**Required task:**
From the Dr. Joy album review, extract the passage starting at "With sound sketches" and ending at "beneath the mix.", word for word.

**Text passage:**
——
Dr. Joy is a collaboration between Canadian odyssey, Mr. Joy, once of Toronto but now dotted around parts of North America, and Toronto’s cosmic crooning space cowboy, Matthew “Doc” Dunn (The Cosmic Range, Transcendental Rodeo, and backing band member of Meg Remy’s U.S. Girls).
Their self-titled debut is the perfect comedown/sunny morning record.
Mr. Joy, who also run their own label Blob Records, have had a busy year, releasing the Yes! Yes! Yes! EP, while band member and producer, Asher Gould-Murtagh released his And Friends EP and latest single, Goodbye Francine. Each release dotted throughout the psychedelic patchwork which has been put through the tumble drier, smelling more of Comfort and less like Daz.
With sound sketches seemingly from another world, Weeping Façade is a museum of ideas. A meandering, lo-fi sprawl of ambience and psychedelia containing a plethora of sounds that beneath the mix.
No Deal is a washed-out country ballad with subtle steel guitar and open-field rhythms that chase the sun. Wide Eye follows and is a marriage of the old and new worlds of country. So inventive, it may just be the new outlaw country, however if you think along the lines of Suss you’ll be slightly closer to the mark.

Dr. Joy - Dr. Joy
With Gould-Murtagh’s aforementioned cut, Goodbye Francine, we suggested it’s what the Animal Collective should be doing these days. Here on Wide Eye, those ideas are expanded beautifully.
The Normals is like slow-motion early ’Floyd, with Dr. Joy occupying the fissures of a mind-haunted Syd Barrett. So, too Pale Satin, which unfurls into synth-based psych splendour.
——
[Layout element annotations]

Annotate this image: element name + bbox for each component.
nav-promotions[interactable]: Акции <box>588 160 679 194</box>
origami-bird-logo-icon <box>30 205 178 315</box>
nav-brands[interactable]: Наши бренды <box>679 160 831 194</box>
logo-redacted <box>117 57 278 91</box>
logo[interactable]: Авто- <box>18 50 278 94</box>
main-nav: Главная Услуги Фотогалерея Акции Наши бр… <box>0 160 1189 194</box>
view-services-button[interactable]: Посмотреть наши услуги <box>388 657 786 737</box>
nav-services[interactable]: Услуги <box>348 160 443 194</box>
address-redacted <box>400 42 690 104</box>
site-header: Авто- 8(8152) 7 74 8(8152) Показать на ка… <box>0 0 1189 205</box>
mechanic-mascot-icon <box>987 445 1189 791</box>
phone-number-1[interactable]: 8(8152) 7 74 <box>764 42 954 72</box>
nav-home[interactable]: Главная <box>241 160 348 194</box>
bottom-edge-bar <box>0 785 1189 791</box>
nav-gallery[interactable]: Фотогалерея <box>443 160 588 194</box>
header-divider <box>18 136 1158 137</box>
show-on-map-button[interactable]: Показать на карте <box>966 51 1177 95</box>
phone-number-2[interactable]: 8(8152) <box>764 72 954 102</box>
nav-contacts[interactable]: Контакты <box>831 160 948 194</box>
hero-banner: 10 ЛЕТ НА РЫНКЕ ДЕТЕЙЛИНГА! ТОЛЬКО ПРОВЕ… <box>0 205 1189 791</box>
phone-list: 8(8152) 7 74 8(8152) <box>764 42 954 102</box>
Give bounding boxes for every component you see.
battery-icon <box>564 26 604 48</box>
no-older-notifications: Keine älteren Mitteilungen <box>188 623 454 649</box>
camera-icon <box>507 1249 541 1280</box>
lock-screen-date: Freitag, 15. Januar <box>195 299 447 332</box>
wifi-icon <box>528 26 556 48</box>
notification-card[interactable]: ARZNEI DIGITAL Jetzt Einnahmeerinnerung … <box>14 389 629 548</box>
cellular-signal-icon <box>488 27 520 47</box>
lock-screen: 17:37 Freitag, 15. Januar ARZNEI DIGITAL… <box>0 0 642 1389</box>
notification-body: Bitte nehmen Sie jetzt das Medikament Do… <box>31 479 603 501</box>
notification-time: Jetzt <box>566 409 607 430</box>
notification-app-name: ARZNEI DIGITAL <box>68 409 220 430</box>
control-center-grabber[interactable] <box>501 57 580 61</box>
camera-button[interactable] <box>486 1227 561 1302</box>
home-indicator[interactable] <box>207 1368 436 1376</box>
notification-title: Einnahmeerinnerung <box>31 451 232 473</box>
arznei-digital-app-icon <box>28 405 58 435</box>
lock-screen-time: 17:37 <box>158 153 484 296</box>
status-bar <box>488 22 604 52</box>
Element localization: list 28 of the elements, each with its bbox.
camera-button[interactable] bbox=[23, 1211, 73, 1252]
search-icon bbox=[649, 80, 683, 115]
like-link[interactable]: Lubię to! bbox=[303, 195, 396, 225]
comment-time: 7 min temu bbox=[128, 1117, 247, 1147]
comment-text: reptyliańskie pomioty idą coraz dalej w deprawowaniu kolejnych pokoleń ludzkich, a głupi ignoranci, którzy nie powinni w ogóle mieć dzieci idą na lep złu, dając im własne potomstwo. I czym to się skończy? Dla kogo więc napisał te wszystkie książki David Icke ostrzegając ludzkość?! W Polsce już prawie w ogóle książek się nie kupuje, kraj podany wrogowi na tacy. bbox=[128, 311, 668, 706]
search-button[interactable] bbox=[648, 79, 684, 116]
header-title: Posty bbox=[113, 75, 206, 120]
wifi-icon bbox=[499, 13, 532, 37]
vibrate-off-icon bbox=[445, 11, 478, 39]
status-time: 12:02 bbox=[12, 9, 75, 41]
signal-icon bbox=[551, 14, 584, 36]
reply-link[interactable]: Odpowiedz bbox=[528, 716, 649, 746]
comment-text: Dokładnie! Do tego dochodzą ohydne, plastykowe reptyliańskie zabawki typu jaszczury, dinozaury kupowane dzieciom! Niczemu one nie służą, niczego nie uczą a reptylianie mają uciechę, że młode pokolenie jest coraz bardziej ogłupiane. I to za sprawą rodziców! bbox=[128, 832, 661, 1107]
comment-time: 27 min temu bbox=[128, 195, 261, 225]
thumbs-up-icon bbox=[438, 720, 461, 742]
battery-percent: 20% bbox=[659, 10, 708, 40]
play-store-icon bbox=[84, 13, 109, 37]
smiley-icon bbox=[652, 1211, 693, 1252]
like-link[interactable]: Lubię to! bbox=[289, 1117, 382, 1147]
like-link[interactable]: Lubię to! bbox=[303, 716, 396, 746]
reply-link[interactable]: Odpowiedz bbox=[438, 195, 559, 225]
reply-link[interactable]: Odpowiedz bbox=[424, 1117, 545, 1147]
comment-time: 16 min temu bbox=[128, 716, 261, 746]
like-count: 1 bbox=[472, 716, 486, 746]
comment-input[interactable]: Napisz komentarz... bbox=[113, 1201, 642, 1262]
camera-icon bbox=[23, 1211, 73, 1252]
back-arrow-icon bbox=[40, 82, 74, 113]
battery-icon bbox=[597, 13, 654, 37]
——
**Task result:**
With sound sketches seemingly from another world, Weeping Façade is a museum of ideas. A meandering, lo-fi sprawl of ambience and psychedelia containing a plethora of sounds that beneath the mix.